- Data for this exercise
□ □ □

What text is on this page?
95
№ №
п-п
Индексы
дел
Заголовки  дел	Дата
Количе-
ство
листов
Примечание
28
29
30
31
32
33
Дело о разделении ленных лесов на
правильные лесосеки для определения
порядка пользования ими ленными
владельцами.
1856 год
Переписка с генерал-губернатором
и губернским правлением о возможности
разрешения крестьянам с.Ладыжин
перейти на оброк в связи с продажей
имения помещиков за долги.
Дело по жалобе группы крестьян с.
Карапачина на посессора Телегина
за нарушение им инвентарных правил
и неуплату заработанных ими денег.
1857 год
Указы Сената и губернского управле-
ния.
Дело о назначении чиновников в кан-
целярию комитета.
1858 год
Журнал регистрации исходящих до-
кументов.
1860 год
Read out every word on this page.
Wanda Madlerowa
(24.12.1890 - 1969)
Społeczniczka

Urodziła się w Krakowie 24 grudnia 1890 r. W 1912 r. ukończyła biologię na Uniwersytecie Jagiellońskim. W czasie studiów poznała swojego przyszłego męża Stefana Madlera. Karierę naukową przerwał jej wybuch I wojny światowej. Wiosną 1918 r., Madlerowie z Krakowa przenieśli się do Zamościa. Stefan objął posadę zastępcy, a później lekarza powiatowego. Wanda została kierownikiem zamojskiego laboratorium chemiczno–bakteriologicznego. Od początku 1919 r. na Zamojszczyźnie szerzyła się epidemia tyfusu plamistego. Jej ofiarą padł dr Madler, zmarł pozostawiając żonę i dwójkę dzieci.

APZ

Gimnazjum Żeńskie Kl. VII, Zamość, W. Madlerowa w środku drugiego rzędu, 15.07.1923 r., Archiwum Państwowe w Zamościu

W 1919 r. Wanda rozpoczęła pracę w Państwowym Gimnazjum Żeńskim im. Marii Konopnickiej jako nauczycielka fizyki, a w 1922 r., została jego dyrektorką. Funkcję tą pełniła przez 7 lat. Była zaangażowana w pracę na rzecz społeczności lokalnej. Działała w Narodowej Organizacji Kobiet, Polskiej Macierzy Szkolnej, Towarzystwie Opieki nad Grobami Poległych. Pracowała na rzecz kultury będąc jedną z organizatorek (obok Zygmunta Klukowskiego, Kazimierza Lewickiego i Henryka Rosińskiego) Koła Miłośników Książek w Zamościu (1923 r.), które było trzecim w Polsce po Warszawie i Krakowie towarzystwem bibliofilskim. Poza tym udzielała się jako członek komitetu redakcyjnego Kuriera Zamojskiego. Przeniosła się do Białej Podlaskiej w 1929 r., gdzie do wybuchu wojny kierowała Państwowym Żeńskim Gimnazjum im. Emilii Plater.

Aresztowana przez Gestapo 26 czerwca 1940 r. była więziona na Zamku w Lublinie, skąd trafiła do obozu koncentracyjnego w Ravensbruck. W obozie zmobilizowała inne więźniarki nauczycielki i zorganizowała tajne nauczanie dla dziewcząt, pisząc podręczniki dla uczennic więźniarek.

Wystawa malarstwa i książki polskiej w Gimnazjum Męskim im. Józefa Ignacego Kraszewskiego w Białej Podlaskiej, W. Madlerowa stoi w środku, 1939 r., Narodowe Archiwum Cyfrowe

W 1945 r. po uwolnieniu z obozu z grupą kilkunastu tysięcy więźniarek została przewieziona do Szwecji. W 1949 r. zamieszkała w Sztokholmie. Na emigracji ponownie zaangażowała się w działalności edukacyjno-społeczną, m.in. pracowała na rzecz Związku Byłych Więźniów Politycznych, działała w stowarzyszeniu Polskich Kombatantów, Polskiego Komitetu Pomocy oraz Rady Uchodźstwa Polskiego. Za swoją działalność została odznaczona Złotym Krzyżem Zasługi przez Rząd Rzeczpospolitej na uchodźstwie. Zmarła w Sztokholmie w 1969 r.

□ □ □

- Work to complete
Every line of the data above should be copied exactly.

- Written answer
What text is on this page?
95
№ №
п-п
Индексы
дел
Заголовки  дел	Дата
Количе-
ство
листов
Примечание
28
29
30
31
32
33
Дело о разделении ленных лесов на
правильные лесосеки для определения
порядка пользования ими ленными
владельцами.
1856 год
Переписка с генерал-губернатором
и губернским правлением о возможности
разрешения крестьянам с.Ладыжин
перейти на оброк в связи с продажей
имения помещиков за долги.
Дело по жалобе группы крестьян с.
Карапачина на посессора Телегина
за нарушение им инвентарных правил
и неуплату заработанных ими денег.
1857 год
Указы Сената и губернского управле-
ния.
Дело о назначении чиновников в кан-
целярию комитета.
1858 год
Журнал регистрации исходящих до-
кументов.
1860 год
Read out every word on this page.
Wanda Madlerowa
(24.12.1890 - 1969)
Społeczniczka

Urodziła się w Krakowie 24 grudnia 1890 r. W 1912 r. ukończyła biologię na Uniwersytecie Jagiellońskim. W czasie studiów poznała swojego przyszłego męża Stefana Madlera. Karierę naukową przerwał jej wybuch I wojny światowej. Wiosną 1918 r., Madlerowie z Krakowa przenieśli się do Zamościa. Stefan objął posadę zastępcy, a później lekarza powiatowego. Wanda została kierownikiem zamojskiego laboratorium chemiczno–bakteriologicznego. Od początku 1919 r. na Zamojszczyźnie szerzyła się epidemia tyfusu plamistego. Jej ofiarą padł dr Madler, zmarł pozostawiając żonę i dwójkę dzieci.

APZ

Gimnazjum Żeńskie Kl. VII, Zamość, W. Madlerowa w środku drugiego rzędu, 15.07.1923 r., Archiwum Państwowe w Zamościu

W 1919 r. Wanda rozpoczęła pracę w Państwowym Gimnazjum Żeńskim im. Marii Konopnickiej jako nauczycielka fizyki, a w 1922 r., została jego dyrektorką. Funkcję tą pełniła przez 7 lat. Była zaangażowana w pracę na rzecz społeczności lokalnej. Działała w Narodowej Organizacji Kobiet, Polskiej Macierzy Szkolnej, Towarzystwie Opieki nad Grobami Poległych. Pracowała na rzecz kultury będąc jedną z organizatorek (obok Zygmunta Klukowskiego, Kazimierza Lewickiego i Henryka Rosińskiego) Koła Miłośników Książek w Zamościu (1923 r.), które było trzecim w Polsce po Warszawie i Krakowie towarzystwem bibliofilskim. Poza tym udzielała się jako członek komitetu redakcyjnego Kuriera Zamojskiego. Przeniosła się do Białej Podlaskiej w 1929 r., gdzie do wybuchu wojny kierowała Państwowym Żeńskim Gimnazjum im. Emilii Plater.

Aresztowana przez Gestapo 26 czerwca 1940 r. była więziona na Zamku w Lublinie, skąd trafiła do obozu koncentracyjnego w Ravensbruck. W obozie zmobilizowała inne więźniarki nauczycielki i zorganizowała tajne nauczanie dla dziewcząt, pisząc podręczniki dla uczennic więźniarek.

Wystawa malarstwa i książki polskiej w Gimnazjum Męskim im. Józefa Ignacego Kraszewskiego w Białej Podlaskiej, W. Madlerowa stoi w środku, 1939 r., Narodowe Archiwum Cyfrowe

W 1945 r. po uwolnieniu z obozu z grupą kilkunastu tysięcy więźniarek została przewieziona do Szwecji. W 1949 r. zamieszkała w Sztokholmie. Na emigracji ponownie zaangażowała się w działalności edukacyjno-społeczną, m.in. pracowała na rzecz Związku Byłych Więźniów Politycznych, działała w stowarzyszeniu Polskich Kombatantów, Polskiego Komitetu Pomocy oraz Rady Uchodźstwa Polskiego. Za swoją działalność została odznaczona Złotym Krzyżem Zasługi przez Rząd Rzeczpospolitej na uchodźstwie. Zmarła w Sztokholmie w 1969 r.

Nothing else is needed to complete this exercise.